Data items
<<<<

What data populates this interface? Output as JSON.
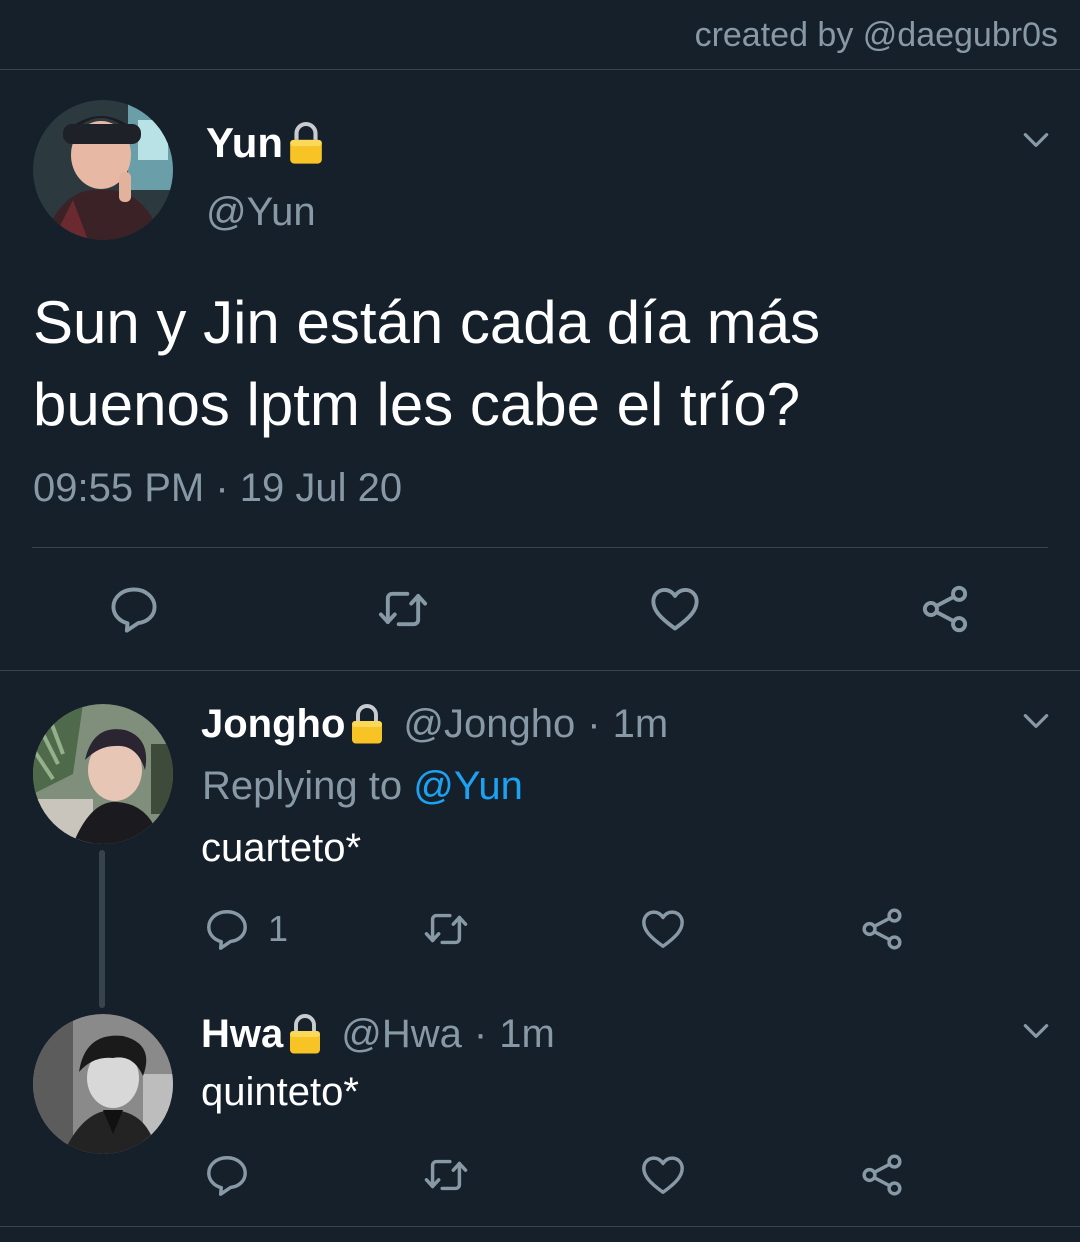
{
  "credit": "created by @daegubr0s",
  "main_tweet": {
    "name": "Yun",
    "handle": "@Yun",
    "text": "Sun y Jin están cada día más buenos lptm les cabe el trío?",
    "time": "09:55 PM",
    "separator": "·",
    "date": "19 Jul 20",
    "icons": [
      "lock-icon",
      "chevron-down-icon",
      "reply-icon",
      "retweet-icon",
      "like-icon",
      "share-icon"
    ]
  },
  "replies": [
    {
      "name": "Jongho",
      "handle": "@Jongho",
      "age": "1m",
      "replying_label": "Replying to",
      "replying_to": "@Yun",
      "text": "cuarteto*",
      "reply_count": "1"
    },
    {
      "name": "Hwa",
      "handle": "@Hwa",
      "age": "1m",
      "text": "quinteto*"
    }
  ],
  "colors": {
    "background": "#15202b",
    "text": "#ffffff",
    "muted": "#8899a6",
    "link": "#1da1f2",
    "divider": "#38444d",
    "lock": "#f7c325"
  }
}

>>>>

Reproduce the data word for word, excluding its pictures.

What data populates this interface? Output as JSON.
{
  "credit": "created by @daegubr0s",
  "main_tweet": {
    "name": "Yun",
    "handle": "@Yun",
    "text": "Sun y Jin están cada día más buenos lptm les cabe el trío?",
    "time": "09:55 PM",
    "separator": "·",
    "date": "19 Jul 20",
    "icons": [
      "lock-icon",
      "chevron-down-icon",
      "reply-icon",
      "retweet-icon",
      "like-icon",
      "share-icon"
    ]
  },
  "replies": [
    {
      "name": "Jongho",
      "handle": "@Jongho",
      "age": "1m",
      "replying_label": "Replying to",
      "replying_to": "@Yun",
      "text": "cuarteto*",
      "reply_count": "1"
    },
    {
      "name": "Hwa",
      "handle": "@Hwa",
      "age": "1m",
      "text": "quinteto*"
    }
  ],
  "colors": {
    "background": "#15202b",
    "text": "#ffffff",
    "muted": "#8899a6",
    "link": "#1da1f2",
    "divider": "#38444d",
    "lock": "#f7c325"
  }
}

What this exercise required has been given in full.